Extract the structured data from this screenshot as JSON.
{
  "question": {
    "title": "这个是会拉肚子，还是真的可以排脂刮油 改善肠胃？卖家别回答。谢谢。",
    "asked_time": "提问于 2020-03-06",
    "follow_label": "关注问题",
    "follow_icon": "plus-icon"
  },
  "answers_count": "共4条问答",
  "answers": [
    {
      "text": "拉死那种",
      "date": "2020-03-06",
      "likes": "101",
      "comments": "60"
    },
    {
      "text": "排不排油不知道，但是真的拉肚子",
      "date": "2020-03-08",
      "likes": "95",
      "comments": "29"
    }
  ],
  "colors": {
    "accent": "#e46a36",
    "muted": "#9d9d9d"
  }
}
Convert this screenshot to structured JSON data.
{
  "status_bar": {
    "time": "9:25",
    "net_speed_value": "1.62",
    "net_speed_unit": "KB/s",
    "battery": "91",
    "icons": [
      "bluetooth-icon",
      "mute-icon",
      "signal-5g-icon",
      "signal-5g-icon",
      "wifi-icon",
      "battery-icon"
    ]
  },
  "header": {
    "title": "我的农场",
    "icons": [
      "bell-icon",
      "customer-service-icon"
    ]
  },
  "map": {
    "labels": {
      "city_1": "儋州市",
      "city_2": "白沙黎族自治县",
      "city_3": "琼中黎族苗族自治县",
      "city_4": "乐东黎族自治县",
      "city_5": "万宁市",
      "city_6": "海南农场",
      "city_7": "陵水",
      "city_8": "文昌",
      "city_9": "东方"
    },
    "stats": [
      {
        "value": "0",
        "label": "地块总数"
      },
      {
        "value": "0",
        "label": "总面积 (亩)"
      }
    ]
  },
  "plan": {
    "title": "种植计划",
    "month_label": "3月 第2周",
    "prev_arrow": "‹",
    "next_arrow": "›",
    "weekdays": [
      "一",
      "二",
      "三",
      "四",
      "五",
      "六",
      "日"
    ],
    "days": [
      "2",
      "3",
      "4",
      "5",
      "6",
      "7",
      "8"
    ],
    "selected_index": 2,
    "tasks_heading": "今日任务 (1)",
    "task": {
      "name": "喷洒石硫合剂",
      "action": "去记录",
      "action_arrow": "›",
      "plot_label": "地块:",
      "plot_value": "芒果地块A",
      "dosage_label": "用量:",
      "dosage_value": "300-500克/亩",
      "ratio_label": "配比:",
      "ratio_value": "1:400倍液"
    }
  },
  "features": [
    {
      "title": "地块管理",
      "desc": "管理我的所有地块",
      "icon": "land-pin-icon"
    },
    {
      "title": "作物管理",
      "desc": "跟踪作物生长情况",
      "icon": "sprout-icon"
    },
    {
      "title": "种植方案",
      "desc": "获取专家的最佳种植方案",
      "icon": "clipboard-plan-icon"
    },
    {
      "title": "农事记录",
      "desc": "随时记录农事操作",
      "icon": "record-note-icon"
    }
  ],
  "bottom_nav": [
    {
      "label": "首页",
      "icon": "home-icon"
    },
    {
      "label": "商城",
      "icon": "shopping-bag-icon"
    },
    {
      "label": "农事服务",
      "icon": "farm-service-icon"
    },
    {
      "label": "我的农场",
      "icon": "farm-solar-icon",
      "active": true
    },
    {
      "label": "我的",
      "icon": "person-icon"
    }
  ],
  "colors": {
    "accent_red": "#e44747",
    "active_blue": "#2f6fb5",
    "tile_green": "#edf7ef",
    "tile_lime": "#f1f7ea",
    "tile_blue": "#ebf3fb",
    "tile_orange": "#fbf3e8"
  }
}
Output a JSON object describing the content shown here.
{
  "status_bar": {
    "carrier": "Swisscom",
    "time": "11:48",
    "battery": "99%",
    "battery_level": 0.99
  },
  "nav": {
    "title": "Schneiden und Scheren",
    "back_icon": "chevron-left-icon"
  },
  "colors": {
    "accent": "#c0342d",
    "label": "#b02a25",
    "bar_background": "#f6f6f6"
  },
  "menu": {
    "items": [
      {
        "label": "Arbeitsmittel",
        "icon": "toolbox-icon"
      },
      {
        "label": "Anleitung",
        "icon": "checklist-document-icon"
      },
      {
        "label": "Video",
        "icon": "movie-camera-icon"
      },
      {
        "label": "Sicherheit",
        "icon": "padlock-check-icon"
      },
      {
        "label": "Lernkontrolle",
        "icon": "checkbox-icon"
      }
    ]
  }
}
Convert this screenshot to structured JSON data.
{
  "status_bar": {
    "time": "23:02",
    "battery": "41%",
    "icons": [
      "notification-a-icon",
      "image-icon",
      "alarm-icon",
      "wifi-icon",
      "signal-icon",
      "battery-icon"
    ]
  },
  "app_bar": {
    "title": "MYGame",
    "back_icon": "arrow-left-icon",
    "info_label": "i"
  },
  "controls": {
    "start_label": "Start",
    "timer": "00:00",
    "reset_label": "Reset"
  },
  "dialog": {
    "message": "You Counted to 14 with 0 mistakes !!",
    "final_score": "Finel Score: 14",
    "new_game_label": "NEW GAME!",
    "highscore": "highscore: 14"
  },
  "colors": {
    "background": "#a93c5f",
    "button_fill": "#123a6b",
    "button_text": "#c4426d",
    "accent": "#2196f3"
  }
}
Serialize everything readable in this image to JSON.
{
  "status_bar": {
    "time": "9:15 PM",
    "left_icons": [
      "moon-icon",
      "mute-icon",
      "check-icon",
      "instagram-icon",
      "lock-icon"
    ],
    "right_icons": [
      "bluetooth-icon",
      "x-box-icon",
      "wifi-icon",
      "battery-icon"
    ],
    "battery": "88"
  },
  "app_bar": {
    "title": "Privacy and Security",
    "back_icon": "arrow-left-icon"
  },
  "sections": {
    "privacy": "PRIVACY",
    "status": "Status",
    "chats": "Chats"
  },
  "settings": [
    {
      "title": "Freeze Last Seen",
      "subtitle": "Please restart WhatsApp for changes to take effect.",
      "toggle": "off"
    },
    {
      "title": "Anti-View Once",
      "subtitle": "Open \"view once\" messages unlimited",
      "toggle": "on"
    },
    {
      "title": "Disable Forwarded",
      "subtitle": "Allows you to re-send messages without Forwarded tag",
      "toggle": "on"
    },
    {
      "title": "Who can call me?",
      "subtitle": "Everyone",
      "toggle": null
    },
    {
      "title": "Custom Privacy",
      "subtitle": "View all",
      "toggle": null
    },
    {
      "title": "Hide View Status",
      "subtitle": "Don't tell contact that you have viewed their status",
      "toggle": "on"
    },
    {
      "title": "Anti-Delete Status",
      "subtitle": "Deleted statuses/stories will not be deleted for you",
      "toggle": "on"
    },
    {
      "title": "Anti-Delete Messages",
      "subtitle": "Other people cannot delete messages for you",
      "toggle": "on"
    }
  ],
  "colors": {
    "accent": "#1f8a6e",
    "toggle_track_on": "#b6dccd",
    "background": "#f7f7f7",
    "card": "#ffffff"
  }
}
___
Find every line in the records that has the string "Forwarded", then state how many there are and nothing else.

2